Source data
----------------

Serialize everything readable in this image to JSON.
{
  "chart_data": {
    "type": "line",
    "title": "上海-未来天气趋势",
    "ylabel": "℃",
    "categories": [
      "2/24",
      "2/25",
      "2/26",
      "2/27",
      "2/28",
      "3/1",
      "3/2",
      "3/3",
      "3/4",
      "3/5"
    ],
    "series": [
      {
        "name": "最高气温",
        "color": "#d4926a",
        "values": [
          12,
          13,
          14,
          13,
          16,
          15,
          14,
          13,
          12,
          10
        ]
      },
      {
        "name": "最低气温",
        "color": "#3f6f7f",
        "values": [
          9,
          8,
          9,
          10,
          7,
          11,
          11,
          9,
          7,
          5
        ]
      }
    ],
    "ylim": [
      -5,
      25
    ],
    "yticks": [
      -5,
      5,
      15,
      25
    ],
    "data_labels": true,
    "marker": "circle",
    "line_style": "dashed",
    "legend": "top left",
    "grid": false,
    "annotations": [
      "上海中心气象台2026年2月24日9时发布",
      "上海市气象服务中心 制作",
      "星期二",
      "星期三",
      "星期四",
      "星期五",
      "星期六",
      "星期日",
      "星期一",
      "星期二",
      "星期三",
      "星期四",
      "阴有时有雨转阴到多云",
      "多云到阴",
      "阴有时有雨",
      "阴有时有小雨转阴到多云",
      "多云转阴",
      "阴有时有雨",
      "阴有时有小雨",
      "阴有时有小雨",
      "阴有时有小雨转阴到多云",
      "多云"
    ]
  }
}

----------------

◆ **Problem**:
Set down the material above again, word for word.

◆ **Answer below**:
Serialize everything readable in this image to JSON.
{
  "chart_data": {
    "type": "line",
    "title": "上海-未来天气趋势",
    "ylabel": "℃",
    "categories": [
      "2/24",
      "2/25",
      "2/26",
      "2/27",
      "2/28",
      "3/1",
      "3/2",
      "3/3",
      "3/4",
      "3/5"
    ],
    "series": [
      {
        "name": "最高气温",
        "color": "#d4926a",
        "values": [
          12,
          13,
          14,
          13,
          16,
          15,
          14,
          13,
          12,
          10
        ]
      },
      {
        "name": "最低气温",
        "color": "#3f6f7f",
        "values": [
          9,
          8,
          9,
          10,
          7,
          11,
          11,
          9,
          7,
          5
        ]
      }
    ],
    "ylim": [
      -5,
      25
    ],
    "yticks": [
      -5,
      5,
      15,
      25
    ],
    "data_labels": true,
    "marker": "circle",
    "line_style": "dashed",
    "legend": "top left",
    "grid": false,
    "annotations": [
      "上海中心气象台2026年2月24日9时发布",
      "上海市气象服务中心 制作",
      "星期二",
      "星期三",
      "星期四",
      "星期五",
      "星期六",
      "星期日",
      "星期一",
      "星期二",
      "星期三",
      "星期四",
      "阴有时有雨转阴到多云",
      "多云到阴",
      "阴有时有雨",
      "阴有时有小雨转阴到多云",
      "多云转阴",
      "阴有时有雨",
      "阴有时有小雨",
      "阴有时有小雨",
      "阴有时有小雨转阴到多云",
      "多云"
    ]
  }
}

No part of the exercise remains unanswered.